● **Task prompt**
Write the count of lines that contain the word "color" and nothing else.

● **Input for this task**
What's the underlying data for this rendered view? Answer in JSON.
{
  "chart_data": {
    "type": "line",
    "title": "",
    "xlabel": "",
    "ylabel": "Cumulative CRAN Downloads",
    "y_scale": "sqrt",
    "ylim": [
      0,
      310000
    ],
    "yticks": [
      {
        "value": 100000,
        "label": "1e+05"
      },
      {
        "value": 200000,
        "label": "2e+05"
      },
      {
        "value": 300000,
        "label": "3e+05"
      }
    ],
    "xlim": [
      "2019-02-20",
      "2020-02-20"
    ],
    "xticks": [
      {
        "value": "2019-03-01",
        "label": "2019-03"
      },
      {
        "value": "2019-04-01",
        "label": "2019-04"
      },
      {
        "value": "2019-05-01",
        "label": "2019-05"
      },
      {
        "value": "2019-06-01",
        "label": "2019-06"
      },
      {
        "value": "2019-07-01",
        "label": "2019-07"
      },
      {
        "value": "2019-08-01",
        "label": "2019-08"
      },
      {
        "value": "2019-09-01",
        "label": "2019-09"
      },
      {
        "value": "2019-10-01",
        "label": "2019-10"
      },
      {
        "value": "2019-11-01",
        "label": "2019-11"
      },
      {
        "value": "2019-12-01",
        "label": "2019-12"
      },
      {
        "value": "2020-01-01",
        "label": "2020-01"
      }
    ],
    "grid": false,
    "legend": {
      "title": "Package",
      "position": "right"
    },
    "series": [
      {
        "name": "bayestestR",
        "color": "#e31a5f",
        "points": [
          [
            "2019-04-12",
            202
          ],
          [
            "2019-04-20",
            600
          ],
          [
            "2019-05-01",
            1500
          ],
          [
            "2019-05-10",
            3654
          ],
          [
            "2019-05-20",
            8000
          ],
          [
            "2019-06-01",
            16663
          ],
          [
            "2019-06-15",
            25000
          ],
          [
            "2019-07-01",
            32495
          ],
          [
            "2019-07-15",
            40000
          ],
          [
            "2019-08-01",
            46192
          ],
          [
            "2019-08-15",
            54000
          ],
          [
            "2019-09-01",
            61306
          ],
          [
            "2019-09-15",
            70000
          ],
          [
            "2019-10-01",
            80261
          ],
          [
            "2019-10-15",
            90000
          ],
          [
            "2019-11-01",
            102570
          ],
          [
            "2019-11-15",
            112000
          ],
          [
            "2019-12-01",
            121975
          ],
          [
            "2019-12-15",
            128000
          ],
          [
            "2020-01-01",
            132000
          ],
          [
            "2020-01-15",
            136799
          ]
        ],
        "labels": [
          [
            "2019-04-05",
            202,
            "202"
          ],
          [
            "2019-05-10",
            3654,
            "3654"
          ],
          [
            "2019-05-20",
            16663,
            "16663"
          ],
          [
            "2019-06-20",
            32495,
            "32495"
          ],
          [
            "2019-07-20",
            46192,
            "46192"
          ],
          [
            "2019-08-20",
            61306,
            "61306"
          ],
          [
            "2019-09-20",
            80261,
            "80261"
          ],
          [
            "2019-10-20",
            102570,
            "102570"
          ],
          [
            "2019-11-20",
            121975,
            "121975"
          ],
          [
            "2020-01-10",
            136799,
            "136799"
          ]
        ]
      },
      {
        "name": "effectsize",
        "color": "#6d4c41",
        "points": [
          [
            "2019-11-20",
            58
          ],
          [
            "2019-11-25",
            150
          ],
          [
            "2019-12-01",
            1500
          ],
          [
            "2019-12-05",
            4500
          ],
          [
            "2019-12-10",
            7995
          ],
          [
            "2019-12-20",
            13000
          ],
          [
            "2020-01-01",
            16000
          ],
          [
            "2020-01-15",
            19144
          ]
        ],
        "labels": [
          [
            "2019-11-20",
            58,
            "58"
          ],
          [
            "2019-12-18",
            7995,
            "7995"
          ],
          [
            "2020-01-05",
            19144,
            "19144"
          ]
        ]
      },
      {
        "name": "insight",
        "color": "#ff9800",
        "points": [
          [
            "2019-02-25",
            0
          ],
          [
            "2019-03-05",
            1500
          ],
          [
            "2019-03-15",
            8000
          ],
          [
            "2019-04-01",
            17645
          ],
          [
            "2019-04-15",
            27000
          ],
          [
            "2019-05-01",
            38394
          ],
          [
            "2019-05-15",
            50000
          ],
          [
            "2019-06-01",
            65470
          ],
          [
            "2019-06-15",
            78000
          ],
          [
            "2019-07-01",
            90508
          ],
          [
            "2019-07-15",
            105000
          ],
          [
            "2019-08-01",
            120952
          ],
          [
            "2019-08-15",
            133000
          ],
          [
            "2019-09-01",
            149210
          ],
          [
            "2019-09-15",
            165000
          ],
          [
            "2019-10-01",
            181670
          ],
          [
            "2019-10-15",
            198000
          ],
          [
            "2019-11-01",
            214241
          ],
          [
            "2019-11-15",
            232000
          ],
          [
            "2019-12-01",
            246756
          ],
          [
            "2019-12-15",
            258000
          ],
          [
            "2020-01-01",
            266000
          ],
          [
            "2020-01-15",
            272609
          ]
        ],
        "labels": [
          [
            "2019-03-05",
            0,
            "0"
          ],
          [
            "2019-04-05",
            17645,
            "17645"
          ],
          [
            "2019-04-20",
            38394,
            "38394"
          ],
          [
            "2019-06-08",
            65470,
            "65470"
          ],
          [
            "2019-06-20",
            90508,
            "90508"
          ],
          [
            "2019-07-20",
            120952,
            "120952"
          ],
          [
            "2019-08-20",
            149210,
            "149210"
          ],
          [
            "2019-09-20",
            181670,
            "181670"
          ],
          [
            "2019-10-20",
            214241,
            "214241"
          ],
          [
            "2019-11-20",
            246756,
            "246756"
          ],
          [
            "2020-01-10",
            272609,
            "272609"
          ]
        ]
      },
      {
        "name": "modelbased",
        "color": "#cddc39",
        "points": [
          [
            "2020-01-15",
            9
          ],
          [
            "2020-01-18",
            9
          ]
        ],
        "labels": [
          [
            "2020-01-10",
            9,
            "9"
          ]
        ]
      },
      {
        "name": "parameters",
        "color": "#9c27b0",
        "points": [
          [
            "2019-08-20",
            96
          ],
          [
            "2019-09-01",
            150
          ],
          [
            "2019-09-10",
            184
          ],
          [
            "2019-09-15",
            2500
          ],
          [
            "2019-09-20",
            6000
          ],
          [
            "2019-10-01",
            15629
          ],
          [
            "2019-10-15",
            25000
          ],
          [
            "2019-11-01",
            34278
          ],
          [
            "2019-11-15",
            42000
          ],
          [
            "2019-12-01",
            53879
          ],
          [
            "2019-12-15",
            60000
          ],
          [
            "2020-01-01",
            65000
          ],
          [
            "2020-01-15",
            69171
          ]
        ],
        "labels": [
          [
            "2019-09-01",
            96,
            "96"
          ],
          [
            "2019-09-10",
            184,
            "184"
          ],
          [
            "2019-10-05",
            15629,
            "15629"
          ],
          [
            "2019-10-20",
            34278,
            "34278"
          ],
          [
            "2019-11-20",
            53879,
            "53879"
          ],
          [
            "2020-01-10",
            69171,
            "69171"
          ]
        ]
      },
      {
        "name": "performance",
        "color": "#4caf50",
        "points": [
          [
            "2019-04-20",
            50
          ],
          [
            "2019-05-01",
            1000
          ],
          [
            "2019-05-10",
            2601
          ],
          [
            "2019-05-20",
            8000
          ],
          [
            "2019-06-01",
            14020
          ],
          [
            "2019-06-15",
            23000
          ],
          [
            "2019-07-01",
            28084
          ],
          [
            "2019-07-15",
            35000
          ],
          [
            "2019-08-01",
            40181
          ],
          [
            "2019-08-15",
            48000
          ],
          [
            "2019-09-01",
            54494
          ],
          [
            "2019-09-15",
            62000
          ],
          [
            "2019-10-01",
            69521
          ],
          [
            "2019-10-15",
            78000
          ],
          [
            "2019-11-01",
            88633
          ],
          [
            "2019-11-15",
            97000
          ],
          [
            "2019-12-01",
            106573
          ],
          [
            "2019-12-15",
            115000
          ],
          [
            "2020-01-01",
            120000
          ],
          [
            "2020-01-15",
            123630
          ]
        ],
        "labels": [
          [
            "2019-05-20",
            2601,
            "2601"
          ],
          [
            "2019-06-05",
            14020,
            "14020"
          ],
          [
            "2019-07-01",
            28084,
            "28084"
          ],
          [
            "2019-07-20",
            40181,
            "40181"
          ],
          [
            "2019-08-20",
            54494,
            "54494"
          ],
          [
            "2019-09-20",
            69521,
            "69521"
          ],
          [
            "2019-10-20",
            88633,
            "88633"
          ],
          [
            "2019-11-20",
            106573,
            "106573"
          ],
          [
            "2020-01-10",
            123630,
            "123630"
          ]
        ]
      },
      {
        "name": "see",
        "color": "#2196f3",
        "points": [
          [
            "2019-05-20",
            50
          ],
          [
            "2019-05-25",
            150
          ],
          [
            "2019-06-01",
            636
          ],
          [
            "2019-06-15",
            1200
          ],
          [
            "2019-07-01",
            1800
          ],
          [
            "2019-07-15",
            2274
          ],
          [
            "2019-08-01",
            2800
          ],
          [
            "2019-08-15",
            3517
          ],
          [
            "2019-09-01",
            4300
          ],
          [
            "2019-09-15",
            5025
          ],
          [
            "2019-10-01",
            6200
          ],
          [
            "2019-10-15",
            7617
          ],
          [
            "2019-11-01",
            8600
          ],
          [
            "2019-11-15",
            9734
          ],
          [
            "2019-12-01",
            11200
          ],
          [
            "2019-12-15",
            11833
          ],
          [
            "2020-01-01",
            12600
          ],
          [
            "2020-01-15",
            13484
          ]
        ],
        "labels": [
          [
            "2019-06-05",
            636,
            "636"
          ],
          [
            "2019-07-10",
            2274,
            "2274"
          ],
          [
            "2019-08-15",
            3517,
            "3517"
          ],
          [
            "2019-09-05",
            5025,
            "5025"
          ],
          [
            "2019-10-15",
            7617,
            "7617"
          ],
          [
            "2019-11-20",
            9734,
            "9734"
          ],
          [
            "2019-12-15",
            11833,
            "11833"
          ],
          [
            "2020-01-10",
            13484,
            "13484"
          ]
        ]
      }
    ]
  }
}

● **Final result**
7